*Short problem:* Please transcribe the listing below in full and word for word, without its pictures.

*Supplied data:*
————

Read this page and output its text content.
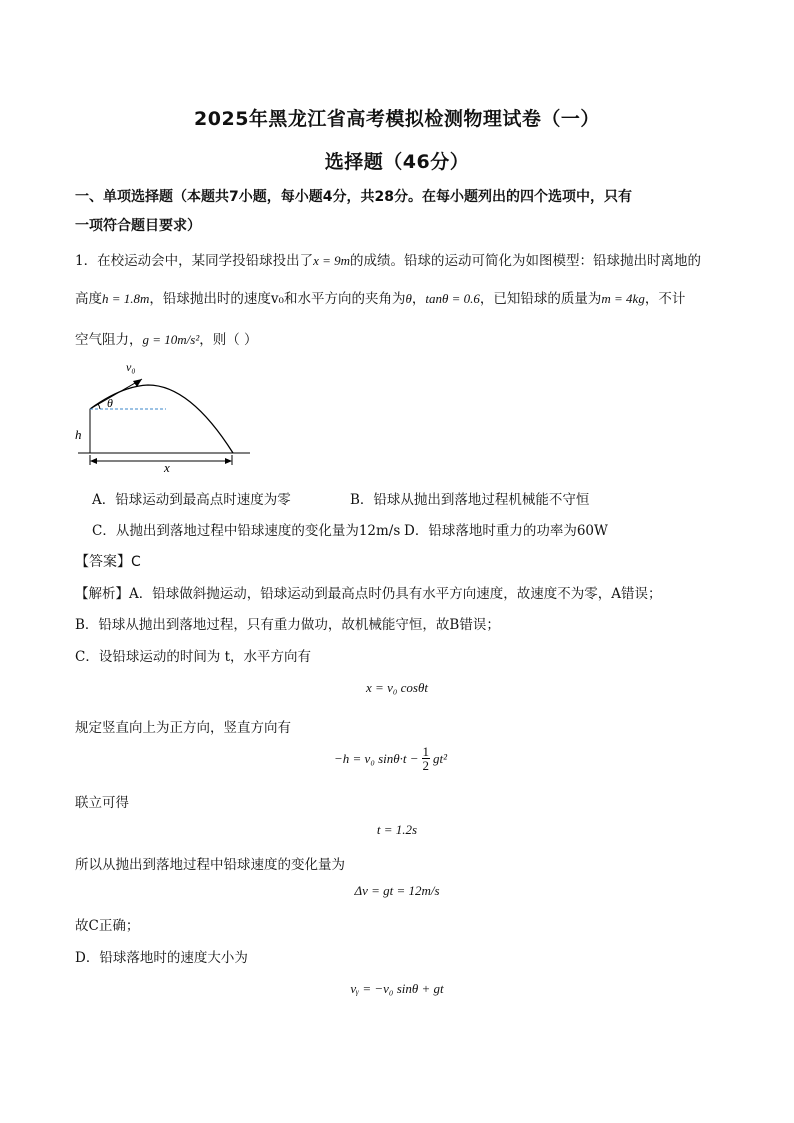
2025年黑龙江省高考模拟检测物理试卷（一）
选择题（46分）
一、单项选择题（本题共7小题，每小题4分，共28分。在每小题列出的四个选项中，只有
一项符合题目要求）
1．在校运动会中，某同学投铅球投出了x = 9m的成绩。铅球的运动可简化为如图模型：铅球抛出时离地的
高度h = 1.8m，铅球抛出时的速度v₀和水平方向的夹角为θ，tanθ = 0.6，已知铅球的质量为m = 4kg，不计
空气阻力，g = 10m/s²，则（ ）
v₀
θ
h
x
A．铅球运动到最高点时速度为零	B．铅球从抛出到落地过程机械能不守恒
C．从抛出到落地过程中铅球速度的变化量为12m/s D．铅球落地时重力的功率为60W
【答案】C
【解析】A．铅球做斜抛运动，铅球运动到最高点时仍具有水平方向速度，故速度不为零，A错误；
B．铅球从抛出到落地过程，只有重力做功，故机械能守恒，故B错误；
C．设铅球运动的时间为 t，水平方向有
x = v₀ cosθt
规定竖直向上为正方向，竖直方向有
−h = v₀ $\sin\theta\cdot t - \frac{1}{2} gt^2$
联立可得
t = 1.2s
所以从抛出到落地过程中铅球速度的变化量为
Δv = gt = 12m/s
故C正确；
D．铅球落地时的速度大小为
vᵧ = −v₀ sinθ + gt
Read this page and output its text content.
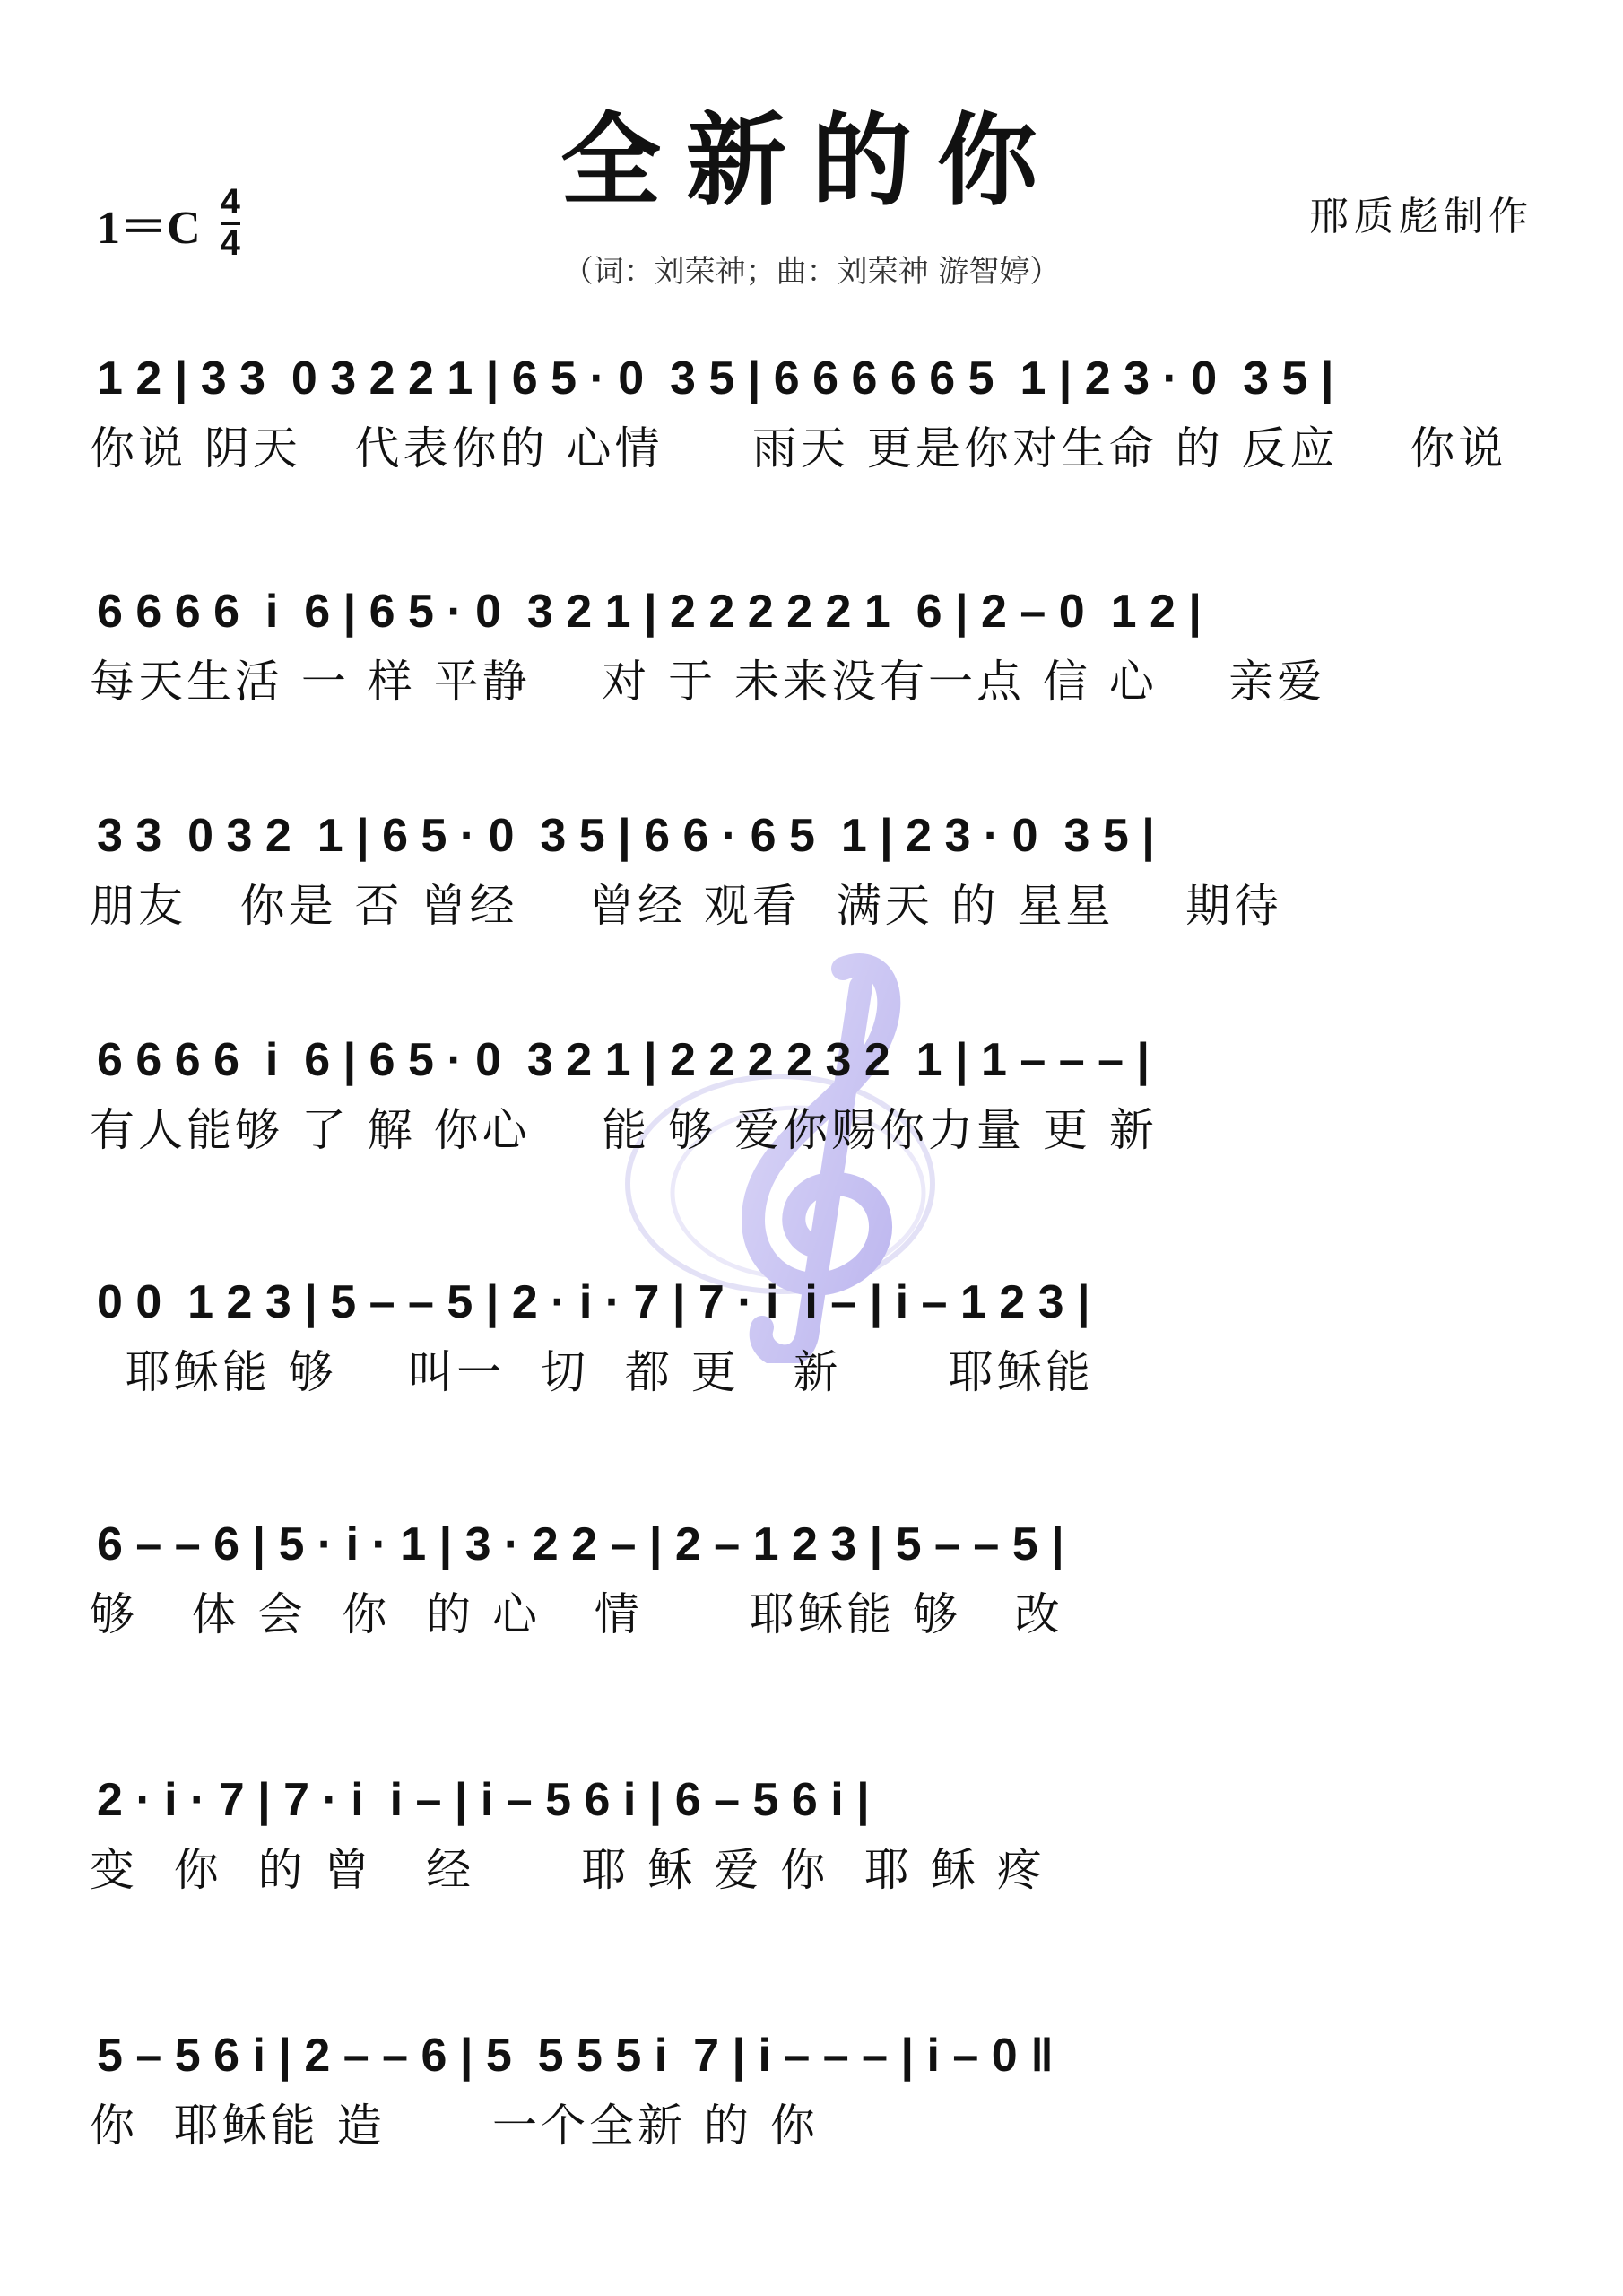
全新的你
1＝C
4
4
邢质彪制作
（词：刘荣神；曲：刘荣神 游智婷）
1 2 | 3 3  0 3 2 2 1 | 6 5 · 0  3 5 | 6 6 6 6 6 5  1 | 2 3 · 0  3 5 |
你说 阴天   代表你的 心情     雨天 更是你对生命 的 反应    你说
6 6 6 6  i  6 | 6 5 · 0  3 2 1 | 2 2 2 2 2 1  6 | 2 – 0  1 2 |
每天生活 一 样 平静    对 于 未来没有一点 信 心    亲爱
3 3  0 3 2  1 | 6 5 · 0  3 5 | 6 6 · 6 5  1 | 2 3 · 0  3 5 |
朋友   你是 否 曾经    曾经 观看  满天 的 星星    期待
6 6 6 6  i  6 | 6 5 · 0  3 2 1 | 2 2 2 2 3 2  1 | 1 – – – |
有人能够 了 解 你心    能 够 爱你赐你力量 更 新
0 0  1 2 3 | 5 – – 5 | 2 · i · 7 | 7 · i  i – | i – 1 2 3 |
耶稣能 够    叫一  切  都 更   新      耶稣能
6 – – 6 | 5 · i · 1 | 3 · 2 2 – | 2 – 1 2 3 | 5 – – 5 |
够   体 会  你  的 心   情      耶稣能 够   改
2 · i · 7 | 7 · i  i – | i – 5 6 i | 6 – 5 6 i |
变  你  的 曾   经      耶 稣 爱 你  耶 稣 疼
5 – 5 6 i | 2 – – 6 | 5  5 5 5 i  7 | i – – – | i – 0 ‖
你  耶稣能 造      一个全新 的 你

————

*Finished answer:*
Read this page and output its text content.
2025年黑龙江省高考模拟检测物理试卷（一）
选择题（46分）
一、单项选择题（本题共7小题，每小题4分，共28分。在每小题列出的四个选项中，只有
一项符合题目要求）
1．在校运动会中，某同学投铅球投出了x = 9m的成绩。铅球的运动可简化为如图模型：铅球抛出时离地的
高度h = 1.8m，铅球抛出时的速度v₀和水平方向的夹角为θ，tanθ = 0.6，已知铅球的质量为m = 4kg，不计
空气阻力，g = 10m/s²，则（ ）
v₀
θ
h
x
A．铅球运动到最高点时速度为零	B．铅球从抛出到落地过程机械能不守恒
C．从抛出到落地过程中铅球速度的变化量为12m/s D．铅球落地时重力的功率为60W
【答案】C
【解析】A．铅球做斜抛运动，铅球运动到最高点时仍具有水平方向速度，故速度不为零，A错误；
B．铅球从抛出到落地过程，只有重力做功，故机械能守恒，故B错误；
C．设铅球运动的时间为 t，水平方向有
x = v₀ cosθt
规定竖直向上为正方向，竖直方向有
−h = v₀ $\sin\theta\cdot t - \frac{1}{2} gt^2$
联立可得
t = 1.2s
所以从抛出到落地过程中铅球速度的变化量为
Δv = gt = 12m/s
故C正确；
D．铅球落地时的速度大小为
vᵧ = −v₀ sinθ + gt
Read this page and output its text content.
全新的你
1＝C
4
4
邢质彪制作
（词：刘荣神；曲：刘荣神 游智婷）
1 2 | 3 3  0 3 2 2 1 | 6 5 · 0  3 5 | 6 6 6 6 6 5  1 | 2 3 · 0  3 5 |
你说 阴天   代表你的 心情     雨天 更是你对生命 的 反应    你说
6 6 6 6  i  6 | 6 5 · 0  3 2 1 | 2 2 2 2 2 1  6 | 2 – 0  1 2 |
每天生活 一 样 平静    对 于 未来没有一点 信 心    亲爱
3 3  0 3 2  1 | 6 5 · 0  3 5 | 6 6 · 6 5  1 | 2 3 · 0  3 5 |
朋友   你是 否 曾经    曾经 观看  满天 的 星星    期待
6 6 6 6  i  6 | 6 5 · 0  3 2 1 | 2 2 2 2 3 2  1 | 1 – – – |
有人能够 了 解 你心    能 够 爱你赐你力量 更 新
0 0  1 2 3 | 5 – – 5 | 2 · i · 7 | 7 · i  i – | i – 1 2 3 |
耶稣能 够    叫一  切  都 更   新      耶稣能
6 – – 6 | 5 · i · 1 | 3 · 2 2 – | 2 – 1 2 3 | 5 – – 5 |
够   体 会  你  的 心   情      耶稣能 够   改
2 · i · 7 | 7 · i  i – | i – 5 6 i | 6 – 5 6 i |
变  你  的 曾   经      耶 稣 爱 你  耶 稣 疼
5 – 5 6 i | 2 – – 6 | 5  5 5 5 i  7 | i – – – | i – 0 ‖
你  耶稣能 造      一个全新 的 你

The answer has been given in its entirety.